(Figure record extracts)
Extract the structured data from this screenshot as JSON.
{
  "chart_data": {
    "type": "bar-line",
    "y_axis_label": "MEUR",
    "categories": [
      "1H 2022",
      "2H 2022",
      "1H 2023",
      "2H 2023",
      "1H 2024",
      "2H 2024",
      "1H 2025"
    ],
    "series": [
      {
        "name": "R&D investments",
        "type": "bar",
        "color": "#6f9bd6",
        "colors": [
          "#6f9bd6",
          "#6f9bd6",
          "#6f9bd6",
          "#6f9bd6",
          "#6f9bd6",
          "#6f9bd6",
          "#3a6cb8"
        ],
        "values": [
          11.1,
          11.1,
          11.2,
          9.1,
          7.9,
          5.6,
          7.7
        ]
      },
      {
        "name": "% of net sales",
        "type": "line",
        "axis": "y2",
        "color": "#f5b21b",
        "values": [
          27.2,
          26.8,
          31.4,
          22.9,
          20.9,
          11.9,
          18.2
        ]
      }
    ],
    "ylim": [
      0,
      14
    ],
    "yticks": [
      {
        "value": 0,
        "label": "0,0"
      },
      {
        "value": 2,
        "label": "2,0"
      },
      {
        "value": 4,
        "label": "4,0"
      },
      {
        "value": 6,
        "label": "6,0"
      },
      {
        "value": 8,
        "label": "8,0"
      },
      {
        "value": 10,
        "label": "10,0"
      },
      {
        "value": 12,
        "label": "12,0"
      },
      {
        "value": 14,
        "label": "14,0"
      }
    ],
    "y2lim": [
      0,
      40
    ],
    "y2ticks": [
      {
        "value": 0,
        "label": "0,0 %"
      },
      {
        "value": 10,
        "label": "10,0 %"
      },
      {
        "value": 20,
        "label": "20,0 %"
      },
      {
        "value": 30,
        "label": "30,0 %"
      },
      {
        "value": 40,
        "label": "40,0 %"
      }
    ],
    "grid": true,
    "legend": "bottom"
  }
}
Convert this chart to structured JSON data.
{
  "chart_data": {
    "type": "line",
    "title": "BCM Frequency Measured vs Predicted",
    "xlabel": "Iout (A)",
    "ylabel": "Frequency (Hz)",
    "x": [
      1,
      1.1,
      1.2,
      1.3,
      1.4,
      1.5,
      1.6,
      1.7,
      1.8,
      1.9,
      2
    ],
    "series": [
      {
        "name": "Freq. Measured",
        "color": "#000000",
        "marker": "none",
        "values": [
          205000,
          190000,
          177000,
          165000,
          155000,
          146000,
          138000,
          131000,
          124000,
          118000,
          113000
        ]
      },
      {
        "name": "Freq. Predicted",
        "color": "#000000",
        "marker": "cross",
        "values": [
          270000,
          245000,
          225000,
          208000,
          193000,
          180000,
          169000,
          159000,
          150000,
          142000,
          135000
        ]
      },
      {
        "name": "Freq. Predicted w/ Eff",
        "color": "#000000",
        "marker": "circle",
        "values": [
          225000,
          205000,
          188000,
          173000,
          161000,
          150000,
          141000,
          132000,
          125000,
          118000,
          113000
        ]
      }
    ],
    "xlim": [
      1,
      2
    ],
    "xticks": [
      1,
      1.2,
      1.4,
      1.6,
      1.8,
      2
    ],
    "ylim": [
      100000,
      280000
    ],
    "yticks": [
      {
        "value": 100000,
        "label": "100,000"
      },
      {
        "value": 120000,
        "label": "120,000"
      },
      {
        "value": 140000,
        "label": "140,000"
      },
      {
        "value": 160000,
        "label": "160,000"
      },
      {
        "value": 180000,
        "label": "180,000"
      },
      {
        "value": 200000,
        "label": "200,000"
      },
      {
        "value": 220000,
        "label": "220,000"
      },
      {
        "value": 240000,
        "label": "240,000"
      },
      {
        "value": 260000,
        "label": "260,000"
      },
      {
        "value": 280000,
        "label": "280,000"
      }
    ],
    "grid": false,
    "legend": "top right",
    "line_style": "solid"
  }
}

▶ _WHAT TO DO_
Extract the listing in its entirety, matching it exactly.

▶ _THE RESULT_
Extract the structured data from this screenshot as JSON.
{
  "chart_data": {
    "type": "bar-line",
    "y_axis_label": "MEUR",
    "categories": [
      "1H 2022",
      "2H 2022",
      "1H 2023",
      "2H 2023",
      "1H 2024",
      "2H 2024",
      "1H 2025"
    ],
    "series": [
      {
        "name": "R&D investments",
        "type": "bar",
        "color": "#6f9bd6",
        "colors": [
          "#6f9bd6",
          "#6f9bd6",
          "#6f9bd6",
          "#6f9bd6",
          "#6f9bd6",
          "#6f9bd6",
          "#3a6cb8"
        ],
        "values": [
          11.1,
          11.1,
          11.2,
          9.1,
          7.9,
          5.6,
          7.7
        ]
      },
      {
        "name": "% of net sales",
        "type": "line",
        "axis": "y2",
        "color": "#f5b21b",
        "values": [
          27.2,
          26.8,
          31.4,
          22.9,
          20.9,
          11.9,
          18.2
        ]
      }
    ],
    "ylim": [
      0,
      14
    ],
    "yticks": [
      {
        "value": 0,
        "label": "0,0"
      },
      {
        "value": 2,
        "label": "2,0"
      },
      {
        "value": 4,
        "label": "4,0"
      },
      {
        "value": 6,
        "label": "6,0"
      },
      {
        "value": 8,
        "label": "8,0"
      },
      {
        "value": 10,
        "label": "10,0"
      },
      {
        "value": 12,
        "label": "12,0"
      },
      {
        "value": 14,
        "label": "14,0"
      }
    ],
    "y2lim": [
      0,
      40
    ],
    "y2ticks": [
      {
        "value": 0,
        "label": "0,0 %"
      },
      {
        "value": 10,
        "label": "10,0 %"
      },
      {
        "value": 20,
        "label": "20,0 %"
      },
      {
        "value": 30,
        "label": "30,0 %"
      },
      {
        "value": 40,
        "label": "40,0 %"
      }
    ],
    "grid": true,
    "legend": "bottom"
  }
}
Convert this chart to structured JSON data.
{
  "chart_data": {
    "type": "line",
    "title": "BCM Frequency Measured vs Predicted",
    "xlabel": "Iout (A)",
    "ylabel": "Frequency (Hz)",
    "x": [
      1,
      1.1,
      1.2,
      1.3,
      1.4,
      1.5,
      1.6,
      1.7,
      1.8,
      1.9,
      2
    ],
    "series": [
      {
        "name": "Freq. Measured",
        "color": "#000000",
        "marker": "none",
        "values": [
          205000,
          190000,
          177000,
          165000,
          155000,
          146000,
          138000,
          131000,
          124000,
          118000,
          113000
        ]
      },
      {
        "name": "Freq. Predicted",
        "color": "#000000",
        "marker": "cross",
        "values": [
          270000,
          245000,
          225000,
          208000,
          193000,
          180000,
          169000,
          159000,
          150000,
          142000,
          135000
        ]
      },
      {
        "name": "Freq. Predicted w/ Eff",
        "color": "#000000",
        "marker": "circle",
        "values": [
          225000,
          205000,
          188000,
          173000,
          161000,
          150000,
          141000,
          132000,
          125000,
          118000,
          113000
        ]
      }
    ],
    "xlim": [
      1,
      2
    ],
    "xticks": [
      1,
      1.2,
      1.4,
      1.6,
      1.8,
      2
    ],
    "ylim": [
      100000,
      280000
    ],
    "yticks": [
      {
        "value": 100000,
        "label": "100,000"
      },
      {
        "value": 120000,
        "label": "120,000"
      },
      {
        "value": 140000,
        "label": "140,000"
      },
      {
        "value": 160000,
        "label": "160,000"
      },
      {
        "value": 180000,
        "label": "180,000"
      },
      {
        "value": 200000,
        "label": "200,000"
      },
      {
        "value": 220000,
        "label": "220,000"
      },
      {
        "value": 240000,
        "label": "240,000"
      },
      {
        "value": 260000,
        "label": "260,000"
      },
      {
        "value": 280000,
        "label": "280,000"
      }
    ],
    "grid": false,
    "legend": "top right",
    "line_style": "solid"
  }
}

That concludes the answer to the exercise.